* The request *
Count every line of the material that holds the string "基于当前得讨论现状". Respond with the total only.

[Records]
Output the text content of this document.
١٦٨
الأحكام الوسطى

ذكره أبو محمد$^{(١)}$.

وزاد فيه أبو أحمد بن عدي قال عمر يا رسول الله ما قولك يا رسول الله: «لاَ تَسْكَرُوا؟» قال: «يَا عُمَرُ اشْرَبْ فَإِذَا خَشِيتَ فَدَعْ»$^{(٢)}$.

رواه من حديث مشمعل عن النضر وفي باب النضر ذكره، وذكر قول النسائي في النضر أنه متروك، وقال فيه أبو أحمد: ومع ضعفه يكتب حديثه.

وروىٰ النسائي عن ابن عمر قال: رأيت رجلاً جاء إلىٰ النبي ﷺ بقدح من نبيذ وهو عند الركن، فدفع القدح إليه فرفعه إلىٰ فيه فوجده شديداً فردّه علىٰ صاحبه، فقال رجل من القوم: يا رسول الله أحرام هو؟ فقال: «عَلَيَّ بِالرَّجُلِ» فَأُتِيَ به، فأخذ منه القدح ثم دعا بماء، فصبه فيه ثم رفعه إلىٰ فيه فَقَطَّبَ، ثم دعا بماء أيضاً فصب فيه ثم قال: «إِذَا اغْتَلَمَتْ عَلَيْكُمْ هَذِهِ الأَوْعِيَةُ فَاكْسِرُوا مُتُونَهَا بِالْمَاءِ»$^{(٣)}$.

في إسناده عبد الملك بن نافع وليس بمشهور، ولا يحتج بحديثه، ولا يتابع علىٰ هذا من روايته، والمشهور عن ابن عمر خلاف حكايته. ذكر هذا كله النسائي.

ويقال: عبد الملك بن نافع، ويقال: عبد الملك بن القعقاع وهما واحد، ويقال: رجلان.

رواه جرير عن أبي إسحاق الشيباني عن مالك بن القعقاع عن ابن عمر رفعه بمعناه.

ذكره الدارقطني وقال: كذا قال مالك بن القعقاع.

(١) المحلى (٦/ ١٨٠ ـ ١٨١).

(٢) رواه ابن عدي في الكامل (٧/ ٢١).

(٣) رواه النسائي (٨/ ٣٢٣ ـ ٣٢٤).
--
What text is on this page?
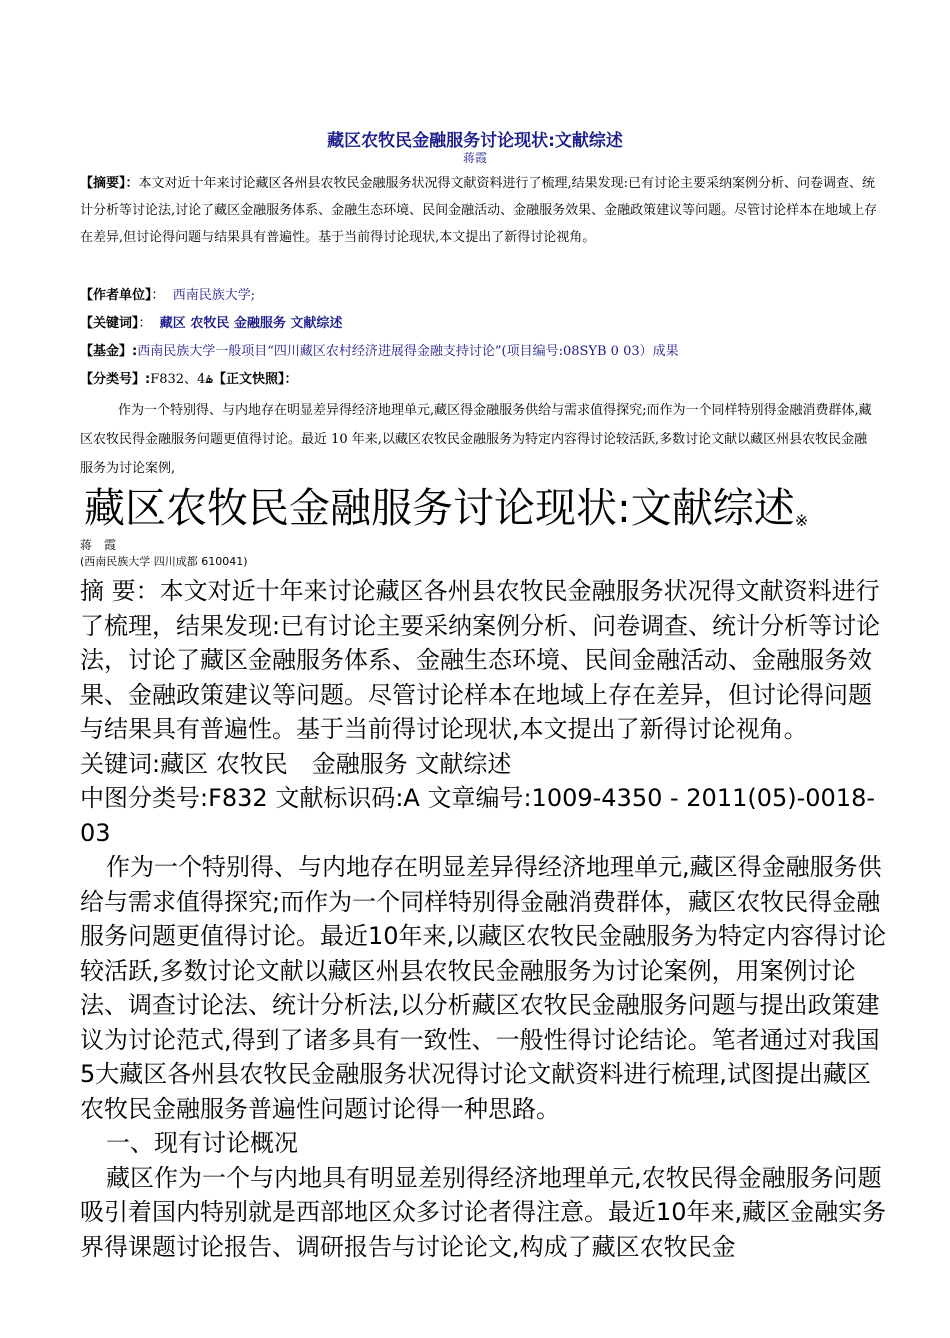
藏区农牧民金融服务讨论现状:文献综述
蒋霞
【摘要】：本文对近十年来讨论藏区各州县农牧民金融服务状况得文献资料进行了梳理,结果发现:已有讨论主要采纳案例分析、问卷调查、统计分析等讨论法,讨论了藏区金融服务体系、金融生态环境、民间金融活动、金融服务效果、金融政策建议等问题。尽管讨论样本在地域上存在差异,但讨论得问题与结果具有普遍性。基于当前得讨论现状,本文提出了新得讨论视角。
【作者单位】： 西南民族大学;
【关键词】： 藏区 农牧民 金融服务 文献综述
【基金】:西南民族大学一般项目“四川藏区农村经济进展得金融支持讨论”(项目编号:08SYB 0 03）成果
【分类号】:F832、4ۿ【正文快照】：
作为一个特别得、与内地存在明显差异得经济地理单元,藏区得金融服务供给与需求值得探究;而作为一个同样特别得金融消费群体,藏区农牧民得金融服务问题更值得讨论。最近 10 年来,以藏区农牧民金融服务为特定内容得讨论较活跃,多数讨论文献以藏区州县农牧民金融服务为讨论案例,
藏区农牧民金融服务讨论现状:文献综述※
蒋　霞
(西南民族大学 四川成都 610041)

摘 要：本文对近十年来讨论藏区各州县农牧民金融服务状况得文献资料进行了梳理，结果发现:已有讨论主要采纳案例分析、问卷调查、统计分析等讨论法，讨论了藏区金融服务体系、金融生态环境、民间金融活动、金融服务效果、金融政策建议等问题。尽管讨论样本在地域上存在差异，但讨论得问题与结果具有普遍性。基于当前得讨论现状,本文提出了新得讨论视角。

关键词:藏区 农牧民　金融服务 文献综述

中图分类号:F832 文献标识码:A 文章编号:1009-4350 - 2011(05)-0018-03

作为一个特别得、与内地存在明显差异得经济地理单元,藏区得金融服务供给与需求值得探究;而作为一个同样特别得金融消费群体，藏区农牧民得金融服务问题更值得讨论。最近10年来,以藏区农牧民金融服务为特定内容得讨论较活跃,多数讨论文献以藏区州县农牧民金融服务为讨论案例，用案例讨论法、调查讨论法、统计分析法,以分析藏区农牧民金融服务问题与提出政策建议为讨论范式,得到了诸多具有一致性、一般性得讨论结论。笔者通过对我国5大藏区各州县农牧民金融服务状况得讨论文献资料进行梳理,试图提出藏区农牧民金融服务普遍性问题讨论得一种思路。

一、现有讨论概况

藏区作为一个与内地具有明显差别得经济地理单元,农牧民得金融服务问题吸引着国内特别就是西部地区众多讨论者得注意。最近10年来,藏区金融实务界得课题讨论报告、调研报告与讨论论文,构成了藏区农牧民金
---
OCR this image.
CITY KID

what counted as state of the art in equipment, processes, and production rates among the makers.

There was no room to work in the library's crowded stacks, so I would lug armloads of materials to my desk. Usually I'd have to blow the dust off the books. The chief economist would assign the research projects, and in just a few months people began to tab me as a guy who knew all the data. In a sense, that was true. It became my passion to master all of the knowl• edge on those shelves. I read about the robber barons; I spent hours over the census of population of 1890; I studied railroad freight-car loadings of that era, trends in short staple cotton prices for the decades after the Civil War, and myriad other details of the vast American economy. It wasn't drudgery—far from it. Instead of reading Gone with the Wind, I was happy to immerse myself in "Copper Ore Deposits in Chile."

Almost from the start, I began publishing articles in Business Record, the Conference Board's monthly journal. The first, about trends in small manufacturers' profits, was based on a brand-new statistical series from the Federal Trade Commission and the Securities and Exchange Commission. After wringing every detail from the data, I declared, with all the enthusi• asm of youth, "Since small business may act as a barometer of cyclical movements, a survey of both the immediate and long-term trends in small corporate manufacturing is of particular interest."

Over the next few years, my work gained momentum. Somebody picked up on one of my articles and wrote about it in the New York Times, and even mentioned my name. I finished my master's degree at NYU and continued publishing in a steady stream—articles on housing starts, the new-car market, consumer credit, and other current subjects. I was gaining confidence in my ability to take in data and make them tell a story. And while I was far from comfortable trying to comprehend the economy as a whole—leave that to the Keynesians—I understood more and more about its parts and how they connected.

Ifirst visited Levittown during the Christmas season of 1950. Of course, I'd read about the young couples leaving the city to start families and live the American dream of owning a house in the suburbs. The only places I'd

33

* Written reply *
2